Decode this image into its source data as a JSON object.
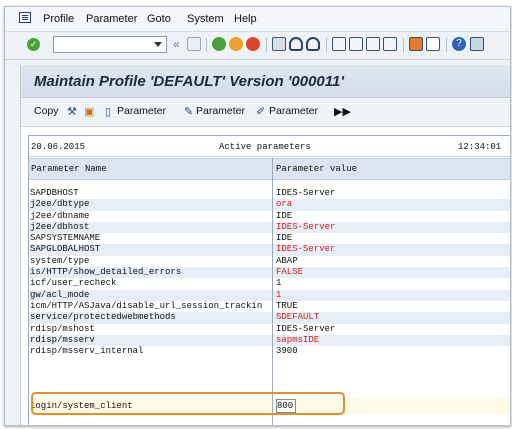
{
  "menu": {
    "items": [
      "Profile",
      "Parameter",
      "Goto",
      "System",
      "Help"
    ]
  },
  "toolbar": {
    "command_field_value": "",
    "icons": [
      "enter-icon",
      "back-icon",
      "exit-icon",
      "cancel-icon",
      "print-icon",
      "find-icon",
      "help-icon",
      "layout-icon"
    ]
  },
  "screen": {
    "title": "Maintain Profile 'DEFAULT' Version '000011'"
  },
  "app_toolbar": {
    "copy": "Copy",
    "param1": "Parameter",
    "param2": "Parameter",
    "param3": "Parameter"
  },
  "grid": {
    "date": "20.06.2015",
    "heading": "Active parameters",
    "time": "12:34:01",
    "col_name": "Parameter Name",
    "col_value": "Parameter value",
    "rows": [
      {
        "name": "SAPDBHOST",
        "value": "IDES-Server",
        "red": false
      },
      {
        "name": "j2ee/dbtype",
        "value": "ora",
        "red": true
      },
      {
        "name": "j2ee/dbname",
        "value": "IDE",
        "red": false
      },
      {
        "name": "j2ee/dbhost",
        "value": "IDES-Server",
        "red": true
      },
      {
        "name": "SAPSYSTEMNAME",
        "value": "IDE",
        "red": false
      },
      {
        "name": "SAPGLOBALHOST",
        "value": "IDES-Server",
        "red": true
      },
      {
        "name": "system/type",
        "value": "ABAP",
        "red": false
      },
      {
        "name": "is/HTTP/show_detailed_errors",
        "value": "FALSE",
        "red": true
      },
      {
        "name": "icf/user_recheck",
        "value": "1",
        "red": false
      },
      {
        "name": "gw/acl_mode",
        "value": "1",
        "red": true
      },
      {
        "name": "icm/HTTP/ASJava/disable_url_session_trackin",
        "value": "TRUE",
        "red": false
      },
      {
        "name": "service/protectedwebmethods",
        "value": "SDEFAULT",
        "red": true
      },
      {
        "name": "rdisp/mshost",
        "value": "IDES-Server",
        "red": false
      },
      {
        "name": "rdisp/msserv",
        "value": "sapmsIDE",
        "red": true
      },
      {
        "name": "rdisp/msserv_internal",
        "value": "3900",
        "red": false
      }
    ],
    "highlighted_row": {
      "name": "login/system_client",
      "value": "800"
    }
  },
  "colors": {
    "highlight": "#e38f2c",
    "changed_value": "#cc1f1f",
    "header_bg": "#dbe6f2"
  }
}
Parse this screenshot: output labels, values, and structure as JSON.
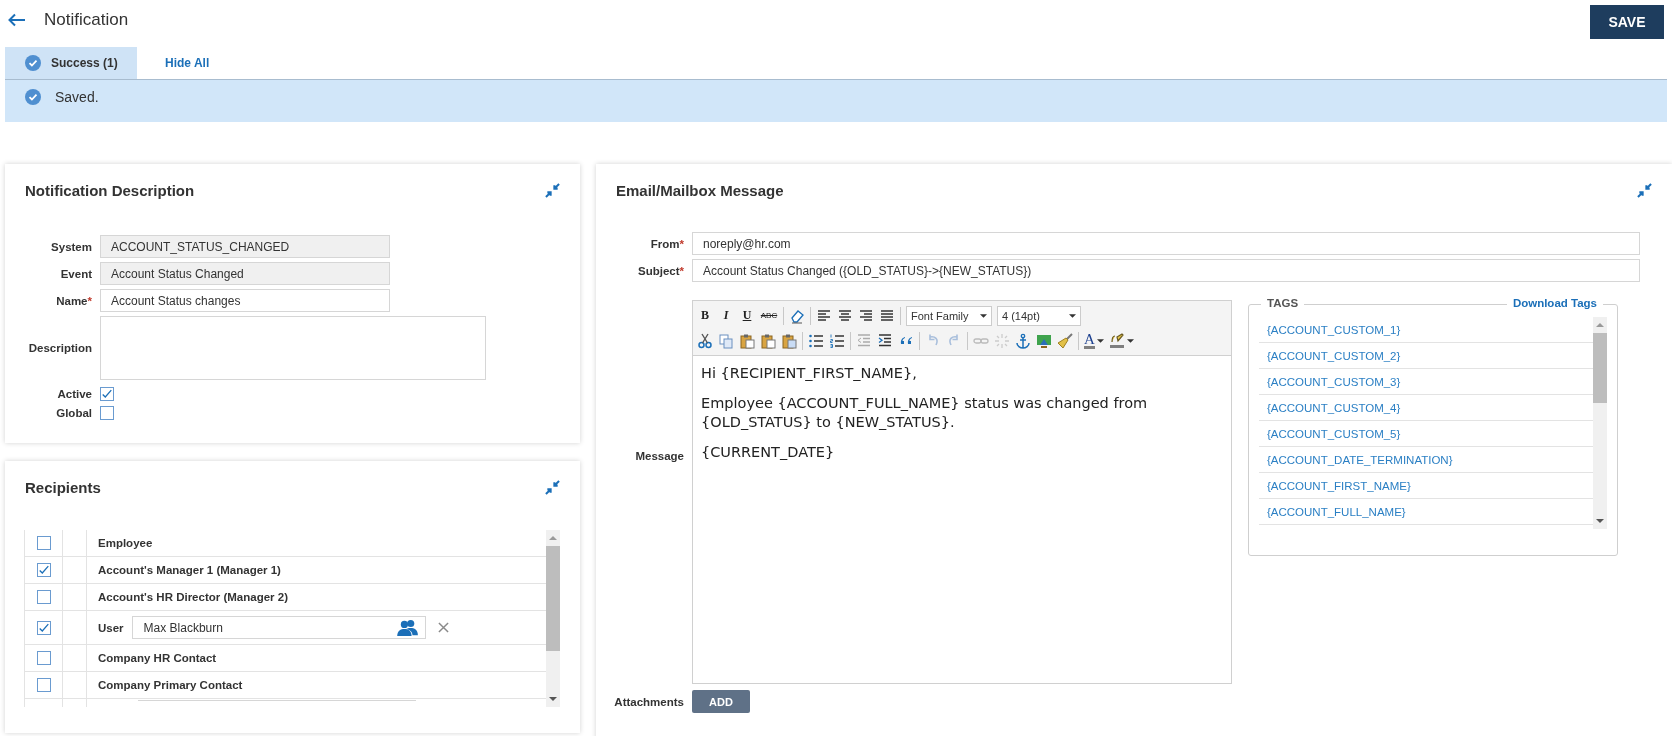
{
  "header": {
    "title": "Notification",
    "save_button": "SAVE"
  },
  "alerts": {
    "tabs": [
      {
        "label": "Success (1)",
        "selected": true
      }
    ],
    "hide_all": "Hide All",
    "message": "Saved."
  },
  "description_panel": {
    "title": "Notification Description",
    "fields": [
      {
        "label": "System",
        "value": "ACCOUNT_STATUS_CHANGED",
        "disabled": true
      },
      {
        "label": "Event",
        "value": "Account Status Changed",
        "disabled": true
      },
      {
        "label": "Name",
        "required_mark": "*",
        "value": "Account Status changes",
        "disabled": false
      }
    ],
    "description_label": "Description",
    "checkboxes": [
      {
        "label": "Active",
        "checked": true
      },
      {
        "label": "Global",
        "checked": false
      }
    ]
  },
  "recipients_panel": {
    "title": "Recipients",
    "rows": [
      {
        "kind": "label",
        "name": "Employee",
        "checked": false
      },
      {
        "kind": "label",
        "name": "Account's Manager 1 (Manager 1)",
        "checked": true
      },
      {
        "kind": "label",
        "name": "Account's HR Director (Manager 2)",
        "checked": false
      },
      {
        "kind": "user",
        "name": "User",
        "value": "Max Blackburn",
        "checked": true
      },
      {
        "kind": "label",
        "name": "Company HR Contact",
        "checked": false
      },
      {
        "kind": "label",
        "name": "Company Primary Contact",
        "checked": false
      }
    ]
  },
  "message_panel": {
    "title": "Email/Mailbox Message",
    "from": {
      "label": "From",
      "required_mark": "*",
      "value": "noreply@hr.com"
    },
    "subject": {
      "label": "Subject",
      "required_mark": "*",
      "value": "Account Status Changed ({OLD_STATUS}->{NEW_STATUS})"
    },
    "message_label": "Message",
    "toolbar": {
      "format_buttons": [
        "B",
        "I",
        "U",
        "ABC"
      ],
      "font_family": "Font Family",
      "font_size": "4 (14pt)",
      "text_color": "A"
    },
    "body": [
      "Hi {RECIPIENT_FIRST_NAME},",
      "Employee {ACCOUNT_FULL_NAME} status was changed from {OLD_STATUS} to {NEW_STATUS}.",
      "{CURRENT_DATE}"
    ],
    "tags": {
      "title": "TAGS",
      "download": "Download Tags",
      "items": [
        "{ACCOUNT_CUSTOM_1}",
        "{ACCOUNT_CUSTOM_2}",
        "{ACCOUNT_CUSTOM_3}",
        "{ACCOUNT_CUSTOM_4}",
        "{ACCOUNT_CUSTOM_5}",
        "{ACCOUNT_DATE_TERMINATION}",
        "{ACCOUNT_FIRST_NAME}",
        "{ACCOUNT_FULL_NAME}"
      ]
    },
    "attachments_label": "Attachments",
    "add_button": "ADD"
  }
}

### Aim of the task:
Show the lines of the data that hold the word "Contact".

### Exercise output:
        "name": "Company HR Contact",
        "name": "Company Primary Contact",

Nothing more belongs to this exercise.